(Collected data)
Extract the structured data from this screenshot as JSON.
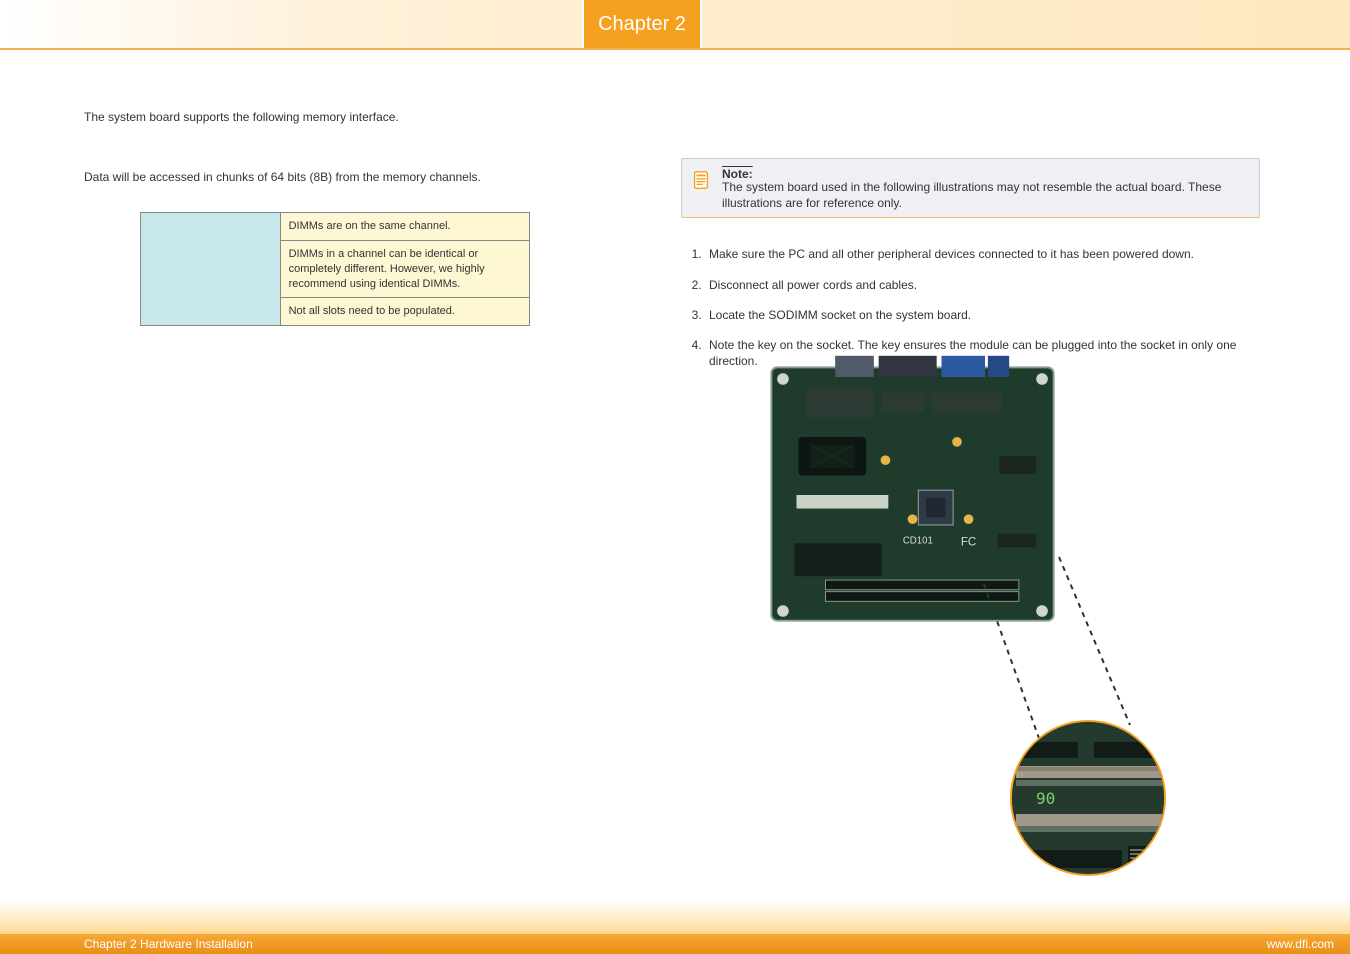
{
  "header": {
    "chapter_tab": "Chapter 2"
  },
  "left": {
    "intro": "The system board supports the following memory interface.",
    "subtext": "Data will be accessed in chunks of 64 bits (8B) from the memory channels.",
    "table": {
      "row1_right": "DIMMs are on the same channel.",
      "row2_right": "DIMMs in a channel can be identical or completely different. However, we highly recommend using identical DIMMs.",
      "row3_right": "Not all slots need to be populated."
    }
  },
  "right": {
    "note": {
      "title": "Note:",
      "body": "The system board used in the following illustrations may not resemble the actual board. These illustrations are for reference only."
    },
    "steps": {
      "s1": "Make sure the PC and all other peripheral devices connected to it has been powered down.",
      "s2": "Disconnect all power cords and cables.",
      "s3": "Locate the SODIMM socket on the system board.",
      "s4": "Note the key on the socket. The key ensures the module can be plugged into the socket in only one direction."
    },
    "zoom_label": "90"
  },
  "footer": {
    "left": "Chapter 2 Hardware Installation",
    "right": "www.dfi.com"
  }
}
* * *
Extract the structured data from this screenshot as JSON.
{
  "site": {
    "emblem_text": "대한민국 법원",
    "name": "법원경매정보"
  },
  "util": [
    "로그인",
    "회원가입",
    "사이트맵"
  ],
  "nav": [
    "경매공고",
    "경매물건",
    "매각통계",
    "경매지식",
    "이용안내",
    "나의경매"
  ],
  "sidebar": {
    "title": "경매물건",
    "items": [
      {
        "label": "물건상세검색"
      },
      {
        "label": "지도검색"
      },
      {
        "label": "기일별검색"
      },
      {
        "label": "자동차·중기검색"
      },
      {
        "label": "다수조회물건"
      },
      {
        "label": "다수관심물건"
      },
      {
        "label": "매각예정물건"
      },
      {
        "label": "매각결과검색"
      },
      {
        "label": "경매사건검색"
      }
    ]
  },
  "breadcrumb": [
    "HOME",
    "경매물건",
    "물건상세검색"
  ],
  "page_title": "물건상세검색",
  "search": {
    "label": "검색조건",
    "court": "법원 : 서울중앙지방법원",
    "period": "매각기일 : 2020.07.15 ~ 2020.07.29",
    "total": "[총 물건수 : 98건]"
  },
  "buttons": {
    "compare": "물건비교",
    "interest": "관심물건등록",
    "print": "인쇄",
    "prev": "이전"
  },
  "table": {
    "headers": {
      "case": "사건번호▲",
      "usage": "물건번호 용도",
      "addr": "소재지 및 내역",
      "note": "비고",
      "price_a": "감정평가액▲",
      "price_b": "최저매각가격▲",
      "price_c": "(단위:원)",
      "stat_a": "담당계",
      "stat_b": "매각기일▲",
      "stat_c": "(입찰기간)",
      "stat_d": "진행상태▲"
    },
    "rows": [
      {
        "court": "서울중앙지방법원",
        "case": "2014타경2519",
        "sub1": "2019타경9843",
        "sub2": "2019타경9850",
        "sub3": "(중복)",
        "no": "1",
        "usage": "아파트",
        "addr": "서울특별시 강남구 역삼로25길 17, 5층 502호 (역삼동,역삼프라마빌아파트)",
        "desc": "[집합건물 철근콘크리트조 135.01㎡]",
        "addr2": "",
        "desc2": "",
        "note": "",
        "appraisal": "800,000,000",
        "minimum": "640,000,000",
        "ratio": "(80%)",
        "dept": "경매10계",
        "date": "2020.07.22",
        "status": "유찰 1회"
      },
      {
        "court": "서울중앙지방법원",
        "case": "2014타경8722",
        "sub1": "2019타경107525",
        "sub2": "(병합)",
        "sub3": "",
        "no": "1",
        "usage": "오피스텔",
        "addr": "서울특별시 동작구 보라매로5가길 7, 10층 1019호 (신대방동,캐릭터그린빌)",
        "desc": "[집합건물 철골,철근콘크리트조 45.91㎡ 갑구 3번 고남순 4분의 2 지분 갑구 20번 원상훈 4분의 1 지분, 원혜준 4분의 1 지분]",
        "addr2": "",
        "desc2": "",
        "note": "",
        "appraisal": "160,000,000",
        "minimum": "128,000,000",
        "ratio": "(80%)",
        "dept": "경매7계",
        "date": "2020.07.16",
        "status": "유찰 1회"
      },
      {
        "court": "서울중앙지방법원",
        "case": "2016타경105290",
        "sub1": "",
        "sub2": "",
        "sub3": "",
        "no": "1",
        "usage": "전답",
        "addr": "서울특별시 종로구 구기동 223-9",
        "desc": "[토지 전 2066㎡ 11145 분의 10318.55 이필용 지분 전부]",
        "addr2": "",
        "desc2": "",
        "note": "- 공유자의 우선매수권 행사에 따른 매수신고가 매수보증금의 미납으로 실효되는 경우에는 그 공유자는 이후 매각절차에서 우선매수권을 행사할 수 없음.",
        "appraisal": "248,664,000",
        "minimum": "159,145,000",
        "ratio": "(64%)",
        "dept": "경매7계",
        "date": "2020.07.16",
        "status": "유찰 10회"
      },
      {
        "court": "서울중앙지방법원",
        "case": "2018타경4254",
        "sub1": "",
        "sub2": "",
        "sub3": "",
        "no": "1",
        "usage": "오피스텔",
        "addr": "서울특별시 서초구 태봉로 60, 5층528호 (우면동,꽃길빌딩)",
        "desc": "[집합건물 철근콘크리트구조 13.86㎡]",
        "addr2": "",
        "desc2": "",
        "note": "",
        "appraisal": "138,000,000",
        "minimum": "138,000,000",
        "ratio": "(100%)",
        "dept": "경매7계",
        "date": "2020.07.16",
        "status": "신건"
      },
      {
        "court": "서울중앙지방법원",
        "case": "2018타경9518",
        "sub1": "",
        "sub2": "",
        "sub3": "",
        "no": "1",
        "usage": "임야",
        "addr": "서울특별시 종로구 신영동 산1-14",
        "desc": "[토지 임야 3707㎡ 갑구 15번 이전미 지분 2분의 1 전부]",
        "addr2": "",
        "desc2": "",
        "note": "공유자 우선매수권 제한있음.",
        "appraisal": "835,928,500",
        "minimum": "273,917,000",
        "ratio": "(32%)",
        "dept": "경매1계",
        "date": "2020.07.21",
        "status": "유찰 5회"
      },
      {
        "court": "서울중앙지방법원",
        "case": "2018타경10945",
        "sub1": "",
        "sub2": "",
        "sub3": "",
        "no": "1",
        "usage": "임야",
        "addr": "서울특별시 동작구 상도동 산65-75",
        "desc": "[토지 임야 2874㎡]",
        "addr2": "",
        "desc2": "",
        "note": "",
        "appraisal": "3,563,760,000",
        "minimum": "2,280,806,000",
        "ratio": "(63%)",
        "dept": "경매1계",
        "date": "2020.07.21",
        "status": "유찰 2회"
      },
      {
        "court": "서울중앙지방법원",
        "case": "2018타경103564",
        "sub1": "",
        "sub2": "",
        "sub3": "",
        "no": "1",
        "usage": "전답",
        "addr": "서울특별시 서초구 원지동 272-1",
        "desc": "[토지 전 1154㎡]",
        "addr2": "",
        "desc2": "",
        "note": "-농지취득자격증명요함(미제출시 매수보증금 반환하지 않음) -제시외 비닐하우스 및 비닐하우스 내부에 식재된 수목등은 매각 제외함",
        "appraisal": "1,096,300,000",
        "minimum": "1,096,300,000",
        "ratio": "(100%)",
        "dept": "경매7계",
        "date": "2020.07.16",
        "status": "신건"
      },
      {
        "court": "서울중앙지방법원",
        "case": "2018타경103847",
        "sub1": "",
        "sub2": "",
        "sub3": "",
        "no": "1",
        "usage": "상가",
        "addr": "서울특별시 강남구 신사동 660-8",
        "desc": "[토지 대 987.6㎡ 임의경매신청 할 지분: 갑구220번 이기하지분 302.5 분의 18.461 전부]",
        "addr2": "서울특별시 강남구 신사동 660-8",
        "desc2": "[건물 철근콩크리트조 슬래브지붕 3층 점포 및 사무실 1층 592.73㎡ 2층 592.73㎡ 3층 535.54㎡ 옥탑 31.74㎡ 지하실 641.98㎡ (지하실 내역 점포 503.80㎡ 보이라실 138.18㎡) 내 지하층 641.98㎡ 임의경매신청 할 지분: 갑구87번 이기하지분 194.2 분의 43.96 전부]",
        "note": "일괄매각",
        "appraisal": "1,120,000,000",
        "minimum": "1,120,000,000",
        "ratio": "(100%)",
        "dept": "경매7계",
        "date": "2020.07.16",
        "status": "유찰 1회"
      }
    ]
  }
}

- **JOB**:
Copy out each line of the data where the string "socket" appears.

- **TASK RESULT**:
      "s3": "Locate the SODIMM socket on the system board.",
      "s4": "Note the key on the socket. The key ensures the module can be plugged into the socket in only one direction."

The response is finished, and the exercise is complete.